§ Aim
Repeat the material below word for word and leave out all pictures.

§ Listing
((

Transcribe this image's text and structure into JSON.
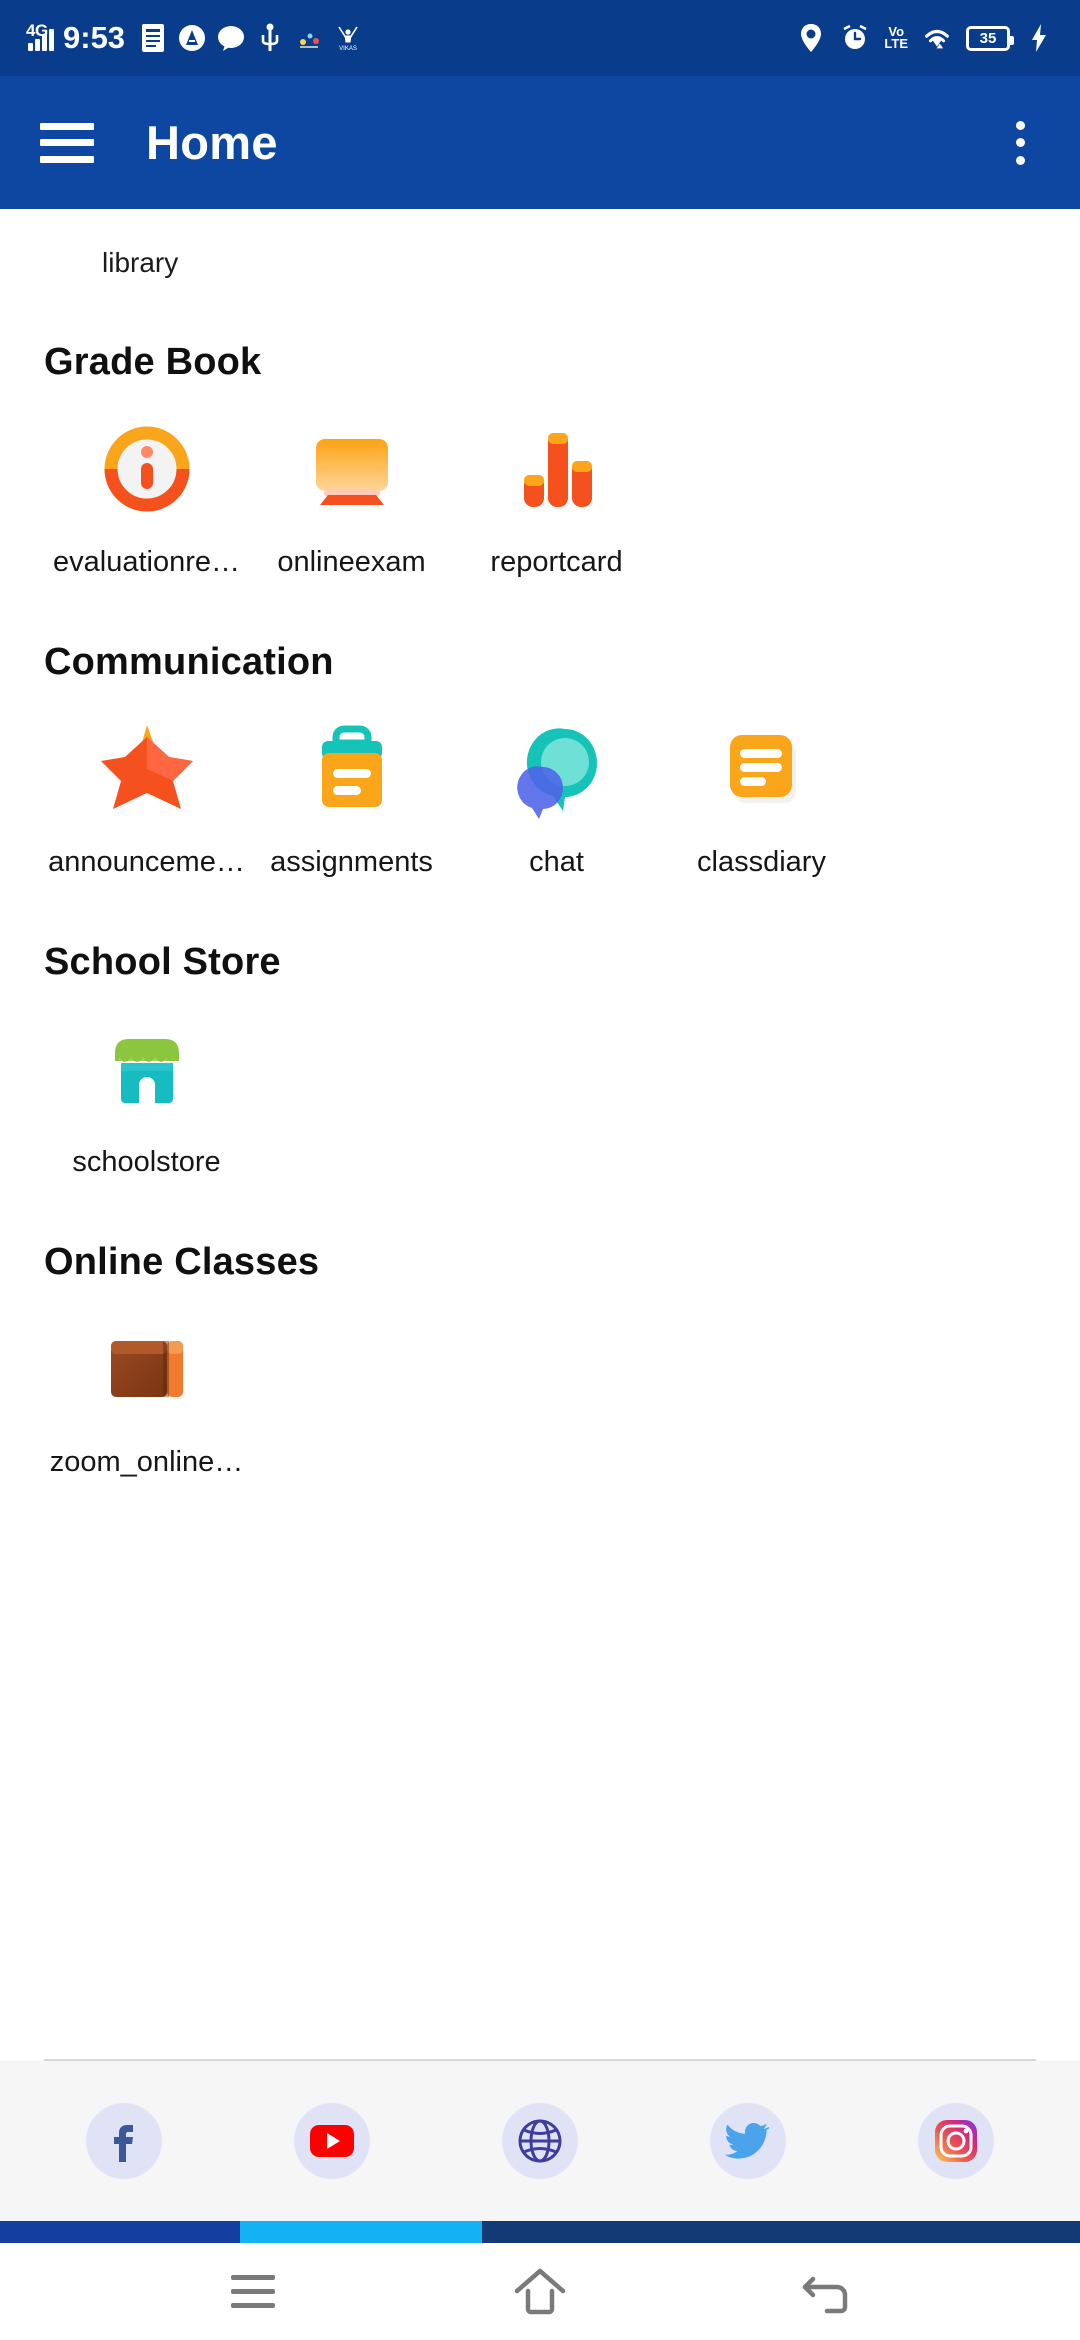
{
  "statusbar": {
    "network_type": "4G",
    "time": "9:53",
    "volte_top": "Vo",
    "volte_bottom": "LTE",
    "battery_level": "35",
    "app_badge_text": "VIKAS",
    "icons_left": [
      "signal-bars-icon",
      "document-notification-icon",
      "a-circle-icon",
      "chat-bubble-icon",
      "usb-icon",
      "app-badge-icon",
      "vikas-app-icon"
    ],
    "icons_right": [
      "location-pin-icon",
      "alarm-clock-icon",
      "volte-icon",
      "wifi-icon",
      "battery-icon",
      "charging-bolt-icon"
    ]
  },
  "appbar": {
    "title": "Home",
    "menu_icon": "hamburger-menu-icon",
    "overflow_icon": "kebab-menu-icon",
    "background": "#0D47A1"
  },
  "content": {
    "orphan_label": "library",
    "sections": [
      {
        "title": "Grade Book",
        "items": [
          {
            "label": "evaluationre…",
            "icon": "info-circle-icon",
            "color": "#F4511E"
          },
          {
            "label": "onlineexam",
            "icon": "monitor-icon",
            "color": "#FFA726"
          },
          {
            "label": "reportcard",
            "icon": "bar-chart-icon",
            "color": "#F4511E"
          }
        ]
      },
      {
        "title": "Communication",
        "items": [
          {
            "label": "announceme…",
            "icon": "star-icon",
            "color": "#F4511E"
          },
          {
            "label": "assignments",
            "icon": "clipboard-icon",
            "color": "#FBA51A"
          },
          {
            "label": "chat",
            "icon": "chat-bubbles-icon",
            "color": "#16C3B8"
          },
          {
            "label": "classdiary",
            "icon": "note-lines-icon",
            "color": "#FBA51A"
          }
        ]
      },
      {
        "title": "School Store",
        "items": [
          {
            "label": "schoolstore",
            "icon": "storefront-icon",
            "color": "#8CC63E"
          }
        ]
      },
      {
        "title": "Online Classes",
        "items": [
          {
            "label": "zoom_online…",
            "icon": "book-icon",
            "color": "#8D3B16"
          }
        ]
      }
    ]
  },
  "social": {
    "items": [
      {
        "name": "facebook",
        "icon": "facebook-icon",
        "color": "#3b5998"
      },
      {
        "name": "youtube",
        "icon": "youtube-icon",
        "color": "#FF0000"
      },
      {
        "name": "website",
        "icon": "globe-icon",
        "color": "#3F3D9E"
      },
      {
        "name": "twitter",
        "icon": "twitter-icon",
        "color": "#4BA3EB"
      },
      {
        "name": "instagram",
        "icon": "instagram-icon",
        "color": "#E1306C"
      }
    ]
  },
  "navbar": {
    "recents_icon": "recents-menu-icon",
    "home_icon": "home-icon",
    "back_icon": "back-arrow-icon"
  },
  "colors": {
    "status_bar": "#0A3C8C",
    "app_bar": "#0D47A1",
    "tricolor_left": "#143f9e",
    "tricolor_mid": "#14b2f5",
    "tricolor_right": "#133a74"
  }
}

))

§ Full output
Transcribe this image's text and structure into JSON.
{
  "statusbar": {
    "network_type": "4G",
    "time": "9:53",
    "volte_top": "Vo",
    "volte_bottom": "LTE",
    "battery_level": "35",
    "app_badge_text": "VIKAS",
    "icons_left": [
      "signal-bars-icon",
      "document-notification-icon",
      "a-circle-icon",
      "chat-bubble-icon",
      "usb-icon",
      "app-badge-icon",
      "vikas-app-icon"
    ],
    "icons_right": [
      "location-pin-icon",
      "alarm-clock-icon",
      "volte-icon",
      "wifi-icon",
      "battery-icon",
      "charging-bolt-icon"
    ]
  },
  "appbar": {
    "title": "Home",
    "menu_icon": "hamburger-menu-icon",
    "overflow_icon": "kebab-menu-icon",
    "background": "#0D47A1"
  },
  "content": {
    "orphan_label": "library",
    "sections": [
      {
        "title": "Grade Book",
        "items": [
          {
            "label": "evaluationre…",
            "icon": "info-circle-icon",
            "color": "#F4511E"
          },
          {
            "label": "onlineexam",
            "icon": "monitor-icon",
            "color": "#FFA726"
          },
          {
            "label": "reportcard",
            "icon": "bar-chart-icon",
            "color": "#F4511E"
          }
        ]
      },
      {
        "title": "Communication",
        "items": [
          {
            "label": "announceme…",
            "icon": "star-icon",
            "color": "#F4511E"
          },
          {
            "label": "assignments",
            "icon": "clipboard-icon",
            "color": "#FBA51A"
          },
          {
            "label": "chat",
            "icon": "chat-bubbles-icon",
            "color": "#16C3B8"
          },
          {
            "label": "classdiary",
            "icon": "note-lines-icon",
            "color": "#FBA51A"
          }
        ]
      },
      {
        "title": "School Store",
        "items": [
          {
            "label": "schoolstore",
            "icon": "storefront-icon",
            "color": "#8CC63E"
          }
        ]
      },
      {
        "title": "Online Classes",
        "items": [
          {
            "label": "zoom_online…",
            "icon": "book-icon",
            "color": "#8D3B16"
          }
        ]
      }
    ]
  },
  "social": {
    "items": [
      {
        "name": "facebook",
        "icon": "facebook-icon",
        "color": "#3b5998"
      },
      {
        "name": "youtube",
        "icon": "youtube-icon",
        "color": "#FF0000"
      },
      {
        "name": "website",
        "icon": "globe-icon",
        "color": "#3F3D9E"
      },
      {
        "name": "twitter",
        "icon": "twitter-icon",
        "color": "#4BA3EB"
      },
      {
        "name": "instagram",
        "icon": "instagram-icon",
        "color": "#E1306C"
      }
    ]
  },
  "navbar": {
    "recents_icon": "recents-menu-icon",
    "home_icon": "home-icon",
    "back_icon": "back-arrow-icon"
  },
  "colors": {
    "status_bar": "#0A3C8C",
    "app_bar": "#0D47A1",
    "tricolor_left": "#143f9e",
    "tricolor_mid": "#14b2f5",
    "tricolor_right": "#133a74"
  }
}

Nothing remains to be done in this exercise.